-------- Available records --------
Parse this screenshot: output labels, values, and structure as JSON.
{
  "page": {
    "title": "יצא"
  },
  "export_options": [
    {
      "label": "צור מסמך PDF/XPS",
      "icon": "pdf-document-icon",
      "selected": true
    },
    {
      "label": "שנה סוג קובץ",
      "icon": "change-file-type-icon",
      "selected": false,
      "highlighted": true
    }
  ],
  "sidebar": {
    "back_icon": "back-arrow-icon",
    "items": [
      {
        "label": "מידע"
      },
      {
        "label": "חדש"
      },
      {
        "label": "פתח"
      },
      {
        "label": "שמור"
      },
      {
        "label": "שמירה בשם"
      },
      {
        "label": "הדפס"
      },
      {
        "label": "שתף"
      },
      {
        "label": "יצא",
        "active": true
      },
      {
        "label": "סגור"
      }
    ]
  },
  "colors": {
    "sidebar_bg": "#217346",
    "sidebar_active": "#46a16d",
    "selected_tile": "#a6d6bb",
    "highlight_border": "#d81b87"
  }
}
--------
-------- Available records --------
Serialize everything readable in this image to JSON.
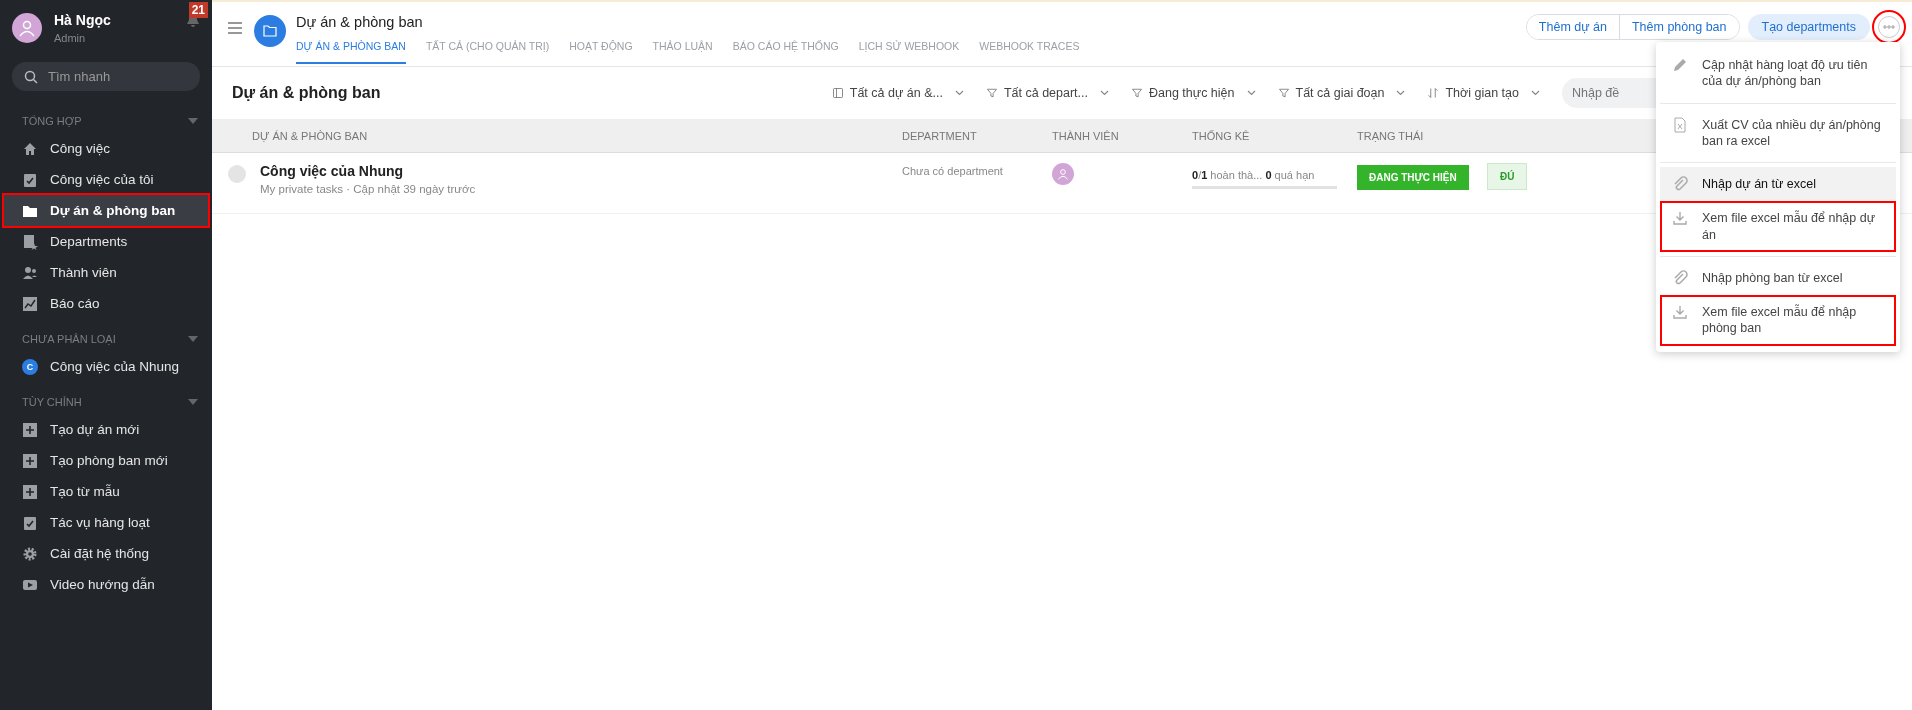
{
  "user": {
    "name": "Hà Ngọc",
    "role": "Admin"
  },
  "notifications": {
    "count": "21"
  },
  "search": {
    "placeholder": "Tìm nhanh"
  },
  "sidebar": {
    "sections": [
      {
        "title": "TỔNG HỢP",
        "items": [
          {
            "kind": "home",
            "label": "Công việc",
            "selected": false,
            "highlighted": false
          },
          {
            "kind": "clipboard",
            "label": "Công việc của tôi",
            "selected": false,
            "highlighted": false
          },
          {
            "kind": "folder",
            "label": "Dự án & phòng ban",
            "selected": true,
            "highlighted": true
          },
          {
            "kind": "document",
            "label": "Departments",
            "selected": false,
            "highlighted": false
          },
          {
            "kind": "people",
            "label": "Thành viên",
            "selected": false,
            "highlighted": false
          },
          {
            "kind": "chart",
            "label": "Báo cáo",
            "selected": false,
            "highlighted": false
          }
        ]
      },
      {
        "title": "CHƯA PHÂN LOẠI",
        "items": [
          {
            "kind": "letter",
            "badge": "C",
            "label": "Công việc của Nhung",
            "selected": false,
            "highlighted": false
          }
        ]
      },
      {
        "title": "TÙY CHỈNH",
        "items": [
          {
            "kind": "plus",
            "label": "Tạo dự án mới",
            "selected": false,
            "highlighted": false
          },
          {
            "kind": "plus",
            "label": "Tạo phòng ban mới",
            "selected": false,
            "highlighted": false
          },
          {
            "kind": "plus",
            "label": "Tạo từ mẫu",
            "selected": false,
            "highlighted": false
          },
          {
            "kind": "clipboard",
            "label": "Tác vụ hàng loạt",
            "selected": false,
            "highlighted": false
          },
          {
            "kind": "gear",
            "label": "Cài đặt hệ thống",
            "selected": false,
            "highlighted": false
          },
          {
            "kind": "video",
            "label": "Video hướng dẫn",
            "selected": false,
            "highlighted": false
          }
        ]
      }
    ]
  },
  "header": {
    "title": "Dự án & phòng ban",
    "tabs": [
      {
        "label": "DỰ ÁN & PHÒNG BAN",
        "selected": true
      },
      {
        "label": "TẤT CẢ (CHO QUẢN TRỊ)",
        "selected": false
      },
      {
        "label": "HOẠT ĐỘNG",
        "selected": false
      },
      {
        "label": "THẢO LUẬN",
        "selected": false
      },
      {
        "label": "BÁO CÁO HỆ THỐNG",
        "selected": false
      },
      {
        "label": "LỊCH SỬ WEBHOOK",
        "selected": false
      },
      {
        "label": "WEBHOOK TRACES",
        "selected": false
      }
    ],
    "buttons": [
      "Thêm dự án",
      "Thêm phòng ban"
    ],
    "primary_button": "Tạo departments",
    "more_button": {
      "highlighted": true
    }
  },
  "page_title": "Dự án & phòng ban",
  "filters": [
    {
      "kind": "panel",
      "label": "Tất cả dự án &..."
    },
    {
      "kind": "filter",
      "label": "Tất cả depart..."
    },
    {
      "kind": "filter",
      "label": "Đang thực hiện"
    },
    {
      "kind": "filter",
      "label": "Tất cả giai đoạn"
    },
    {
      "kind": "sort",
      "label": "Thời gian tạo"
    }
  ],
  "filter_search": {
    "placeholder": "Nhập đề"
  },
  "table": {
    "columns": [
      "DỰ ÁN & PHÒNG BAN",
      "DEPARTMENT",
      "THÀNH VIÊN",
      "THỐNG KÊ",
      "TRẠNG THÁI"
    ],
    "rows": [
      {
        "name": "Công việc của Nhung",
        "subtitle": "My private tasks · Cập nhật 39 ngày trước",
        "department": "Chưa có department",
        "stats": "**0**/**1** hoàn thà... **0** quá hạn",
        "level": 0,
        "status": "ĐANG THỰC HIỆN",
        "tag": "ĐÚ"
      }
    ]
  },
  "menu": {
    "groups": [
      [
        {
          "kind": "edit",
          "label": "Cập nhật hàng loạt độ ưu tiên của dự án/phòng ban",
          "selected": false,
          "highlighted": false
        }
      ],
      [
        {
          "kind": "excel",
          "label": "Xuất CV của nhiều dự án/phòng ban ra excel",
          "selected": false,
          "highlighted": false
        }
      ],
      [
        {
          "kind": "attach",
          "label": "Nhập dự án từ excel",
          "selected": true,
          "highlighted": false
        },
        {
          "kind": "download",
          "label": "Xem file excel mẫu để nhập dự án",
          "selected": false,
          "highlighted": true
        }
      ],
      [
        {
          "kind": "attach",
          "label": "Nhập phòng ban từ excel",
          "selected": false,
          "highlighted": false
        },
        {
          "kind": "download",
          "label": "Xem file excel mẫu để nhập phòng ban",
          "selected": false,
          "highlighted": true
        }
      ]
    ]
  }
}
--------
### To be done
Where a line of the records above holds the word "Công", copy that line.

### Full solution
            "label": "Công việc",
            "label": "Công việc của tôi",
            "label": "Công việc của Nhung",
        "name": "Công việc của Nhung",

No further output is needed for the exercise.